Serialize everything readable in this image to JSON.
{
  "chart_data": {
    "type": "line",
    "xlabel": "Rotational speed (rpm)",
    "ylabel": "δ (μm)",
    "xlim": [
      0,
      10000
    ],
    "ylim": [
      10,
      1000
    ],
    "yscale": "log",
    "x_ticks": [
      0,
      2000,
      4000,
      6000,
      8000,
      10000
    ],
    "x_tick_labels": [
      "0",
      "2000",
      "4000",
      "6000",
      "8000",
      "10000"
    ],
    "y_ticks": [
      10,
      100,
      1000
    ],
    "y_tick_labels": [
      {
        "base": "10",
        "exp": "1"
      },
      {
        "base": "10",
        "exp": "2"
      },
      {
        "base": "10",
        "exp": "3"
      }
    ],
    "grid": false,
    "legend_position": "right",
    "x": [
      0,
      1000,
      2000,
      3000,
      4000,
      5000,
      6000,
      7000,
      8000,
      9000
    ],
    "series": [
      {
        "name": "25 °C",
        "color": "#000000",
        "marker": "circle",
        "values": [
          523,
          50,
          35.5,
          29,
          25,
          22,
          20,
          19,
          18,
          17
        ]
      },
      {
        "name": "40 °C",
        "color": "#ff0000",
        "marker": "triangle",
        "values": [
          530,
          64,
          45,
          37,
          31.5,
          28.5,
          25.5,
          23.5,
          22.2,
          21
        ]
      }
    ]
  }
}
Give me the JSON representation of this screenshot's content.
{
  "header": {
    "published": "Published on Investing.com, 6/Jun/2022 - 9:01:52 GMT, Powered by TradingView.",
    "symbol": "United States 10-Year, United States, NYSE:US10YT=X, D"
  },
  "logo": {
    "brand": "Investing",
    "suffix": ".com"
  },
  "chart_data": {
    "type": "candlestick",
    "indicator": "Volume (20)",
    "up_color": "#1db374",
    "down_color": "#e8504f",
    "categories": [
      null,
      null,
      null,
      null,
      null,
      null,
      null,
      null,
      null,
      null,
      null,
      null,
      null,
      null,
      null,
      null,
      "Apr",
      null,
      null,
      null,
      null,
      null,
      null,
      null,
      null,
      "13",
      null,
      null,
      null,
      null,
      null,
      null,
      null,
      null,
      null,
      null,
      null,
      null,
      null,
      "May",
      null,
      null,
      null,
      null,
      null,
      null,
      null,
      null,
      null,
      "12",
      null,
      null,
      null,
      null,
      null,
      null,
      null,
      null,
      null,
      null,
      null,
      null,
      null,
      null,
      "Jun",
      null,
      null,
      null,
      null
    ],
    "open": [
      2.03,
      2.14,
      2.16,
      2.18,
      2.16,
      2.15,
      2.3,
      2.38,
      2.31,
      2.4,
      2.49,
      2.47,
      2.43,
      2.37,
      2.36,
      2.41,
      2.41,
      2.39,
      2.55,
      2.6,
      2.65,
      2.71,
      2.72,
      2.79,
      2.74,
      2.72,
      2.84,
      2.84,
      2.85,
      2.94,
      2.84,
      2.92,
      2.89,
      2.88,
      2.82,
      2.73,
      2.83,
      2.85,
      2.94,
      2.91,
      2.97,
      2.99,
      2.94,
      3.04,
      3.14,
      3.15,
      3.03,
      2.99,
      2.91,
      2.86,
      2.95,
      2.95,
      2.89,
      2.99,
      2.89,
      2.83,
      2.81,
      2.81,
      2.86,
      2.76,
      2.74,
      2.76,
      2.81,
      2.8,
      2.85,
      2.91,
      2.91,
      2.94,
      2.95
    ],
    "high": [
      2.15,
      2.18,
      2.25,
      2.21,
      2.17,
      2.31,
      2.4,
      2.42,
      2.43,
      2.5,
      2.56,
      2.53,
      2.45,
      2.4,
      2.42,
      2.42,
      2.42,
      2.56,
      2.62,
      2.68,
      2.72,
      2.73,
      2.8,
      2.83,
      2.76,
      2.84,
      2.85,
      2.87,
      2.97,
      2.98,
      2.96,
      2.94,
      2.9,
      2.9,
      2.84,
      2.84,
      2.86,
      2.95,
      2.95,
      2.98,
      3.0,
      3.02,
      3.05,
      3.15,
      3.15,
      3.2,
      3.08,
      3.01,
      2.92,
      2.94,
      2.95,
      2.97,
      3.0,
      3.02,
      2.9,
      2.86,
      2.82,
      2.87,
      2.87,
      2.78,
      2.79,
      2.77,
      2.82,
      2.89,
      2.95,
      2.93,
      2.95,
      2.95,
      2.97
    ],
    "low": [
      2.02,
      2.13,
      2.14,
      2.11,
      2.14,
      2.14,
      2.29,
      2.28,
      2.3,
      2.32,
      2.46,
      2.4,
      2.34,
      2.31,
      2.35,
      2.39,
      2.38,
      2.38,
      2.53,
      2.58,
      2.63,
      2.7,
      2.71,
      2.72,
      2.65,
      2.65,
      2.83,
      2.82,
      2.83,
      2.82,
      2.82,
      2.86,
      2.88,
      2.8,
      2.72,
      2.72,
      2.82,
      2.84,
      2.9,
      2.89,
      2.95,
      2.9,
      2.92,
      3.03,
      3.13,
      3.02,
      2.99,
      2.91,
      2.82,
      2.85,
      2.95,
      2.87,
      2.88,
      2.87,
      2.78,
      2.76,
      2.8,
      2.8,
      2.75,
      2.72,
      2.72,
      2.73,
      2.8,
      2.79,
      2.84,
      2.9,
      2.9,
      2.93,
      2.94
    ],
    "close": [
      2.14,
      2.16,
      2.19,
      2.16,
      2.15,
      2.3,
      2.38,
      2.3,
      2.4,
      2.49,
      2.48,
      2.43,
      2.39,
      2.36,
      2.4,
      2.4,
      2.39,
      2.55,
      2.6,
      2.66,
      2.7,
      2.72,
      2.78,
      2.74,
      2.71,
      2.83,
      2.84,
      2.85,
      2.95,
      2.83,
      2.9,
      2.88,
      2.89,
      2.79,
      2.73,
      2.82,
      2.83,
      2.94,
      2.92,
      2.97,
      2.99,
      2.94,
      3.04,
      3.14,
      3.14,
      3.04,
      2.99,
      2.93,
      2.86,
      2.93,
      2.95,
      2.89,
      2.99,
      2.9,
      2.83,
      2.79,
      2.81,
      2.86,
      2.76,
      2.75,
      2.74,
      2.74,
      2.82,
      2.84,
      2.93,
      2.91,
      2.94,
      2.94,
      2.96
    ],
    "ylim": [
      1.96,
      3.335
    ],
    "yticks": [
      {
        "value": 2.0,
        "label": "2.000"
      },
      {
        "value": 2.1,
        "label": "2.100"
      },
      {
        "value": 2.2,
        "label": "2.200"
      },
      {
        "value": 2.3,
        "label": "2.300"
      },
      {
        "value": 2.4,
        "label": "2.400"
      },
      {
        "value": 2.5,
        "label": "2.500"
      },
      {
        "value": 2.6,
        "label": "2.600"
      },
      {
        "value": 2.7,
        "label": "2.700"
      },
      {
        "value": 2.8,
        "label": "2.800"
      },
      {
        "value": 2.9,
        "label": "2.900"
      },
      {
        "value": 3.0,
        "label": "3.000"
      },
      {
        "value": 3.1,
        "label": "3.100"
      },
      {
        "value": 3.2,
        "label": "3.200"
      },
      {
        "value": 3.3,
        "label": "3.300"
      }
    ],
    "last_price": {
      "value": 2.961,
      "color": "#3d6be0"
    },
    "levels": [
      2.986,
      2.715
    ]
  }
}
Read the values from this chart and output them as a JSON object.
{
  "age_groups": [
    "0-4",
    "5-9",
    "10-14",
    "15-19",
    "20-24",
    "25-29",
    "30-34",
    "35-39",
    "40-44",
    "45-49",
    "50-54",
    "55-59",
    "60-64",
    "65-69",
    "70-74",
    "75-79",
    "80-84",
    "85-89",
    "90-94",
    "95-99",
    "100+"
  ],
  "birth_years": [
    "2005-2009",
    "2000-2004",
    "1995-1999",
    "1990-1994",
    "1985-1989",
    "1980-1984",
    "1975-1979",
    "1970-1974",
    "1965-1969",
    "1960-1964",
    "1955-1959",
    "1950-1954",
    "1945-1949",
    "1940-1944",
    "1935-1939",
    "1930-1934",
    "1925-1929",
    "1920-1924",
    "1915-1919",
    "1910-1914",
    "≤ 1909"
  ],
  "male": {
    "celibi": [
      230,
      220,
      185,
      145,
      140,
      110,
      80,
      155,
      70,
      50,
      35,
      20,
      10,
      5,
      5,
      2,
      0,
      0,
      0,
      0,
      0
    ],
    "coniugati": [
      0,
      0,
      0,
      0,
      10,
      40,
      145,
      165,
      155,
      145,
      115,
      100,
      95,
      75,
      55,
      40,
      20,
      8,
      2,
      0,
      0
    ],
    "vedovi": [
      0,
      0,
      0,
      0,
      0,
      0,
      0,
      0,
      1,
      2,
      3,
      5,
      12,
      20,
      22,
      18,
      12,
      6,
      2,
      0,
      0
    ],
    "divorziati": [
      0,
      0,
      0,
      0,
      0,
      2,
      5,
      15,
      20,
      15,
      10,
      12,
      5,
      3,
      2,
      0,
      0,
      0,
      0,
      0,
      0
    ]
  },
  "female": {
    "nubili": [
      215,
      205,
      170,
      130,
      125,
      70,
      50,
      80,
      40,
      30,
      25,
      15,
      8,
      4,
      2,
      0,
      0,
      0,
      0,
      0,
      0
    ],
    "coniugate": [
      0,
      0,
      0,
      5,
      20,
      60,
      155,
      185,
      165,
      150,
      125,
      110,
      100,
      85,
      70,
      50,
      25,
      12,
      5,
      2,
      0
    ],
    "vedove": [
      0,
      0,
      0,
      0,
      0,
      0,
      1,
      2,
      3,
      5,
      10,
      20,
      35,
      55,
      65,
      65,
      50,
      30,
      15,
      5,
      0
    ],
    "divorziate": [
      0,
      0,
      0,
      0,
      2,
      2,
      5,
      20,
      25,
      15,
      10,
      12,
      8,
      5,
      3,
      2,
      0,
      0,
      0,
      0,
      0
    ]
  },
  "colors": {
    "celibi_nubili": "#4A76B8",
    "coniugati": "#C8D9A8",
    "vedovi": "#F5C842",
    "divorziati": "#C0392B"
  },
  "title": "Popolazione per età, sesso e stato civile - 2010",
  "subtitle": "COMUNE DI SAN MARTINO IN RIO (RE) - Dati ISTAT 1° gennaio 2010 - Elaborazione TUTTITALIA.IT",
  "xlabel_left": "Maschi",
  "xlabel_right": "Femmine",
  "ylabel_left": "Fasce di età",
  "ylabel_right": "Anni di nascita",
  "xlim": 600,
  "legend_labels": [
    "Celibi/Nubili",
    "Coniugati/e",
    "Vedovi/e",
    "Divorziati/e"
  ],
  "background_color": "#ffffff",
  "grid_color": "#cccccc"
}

§ **Given instruction**: Scan the entries above and work out how many lines include the word "Investing"; the reply is that number alone.

§ **Problem solution**: 2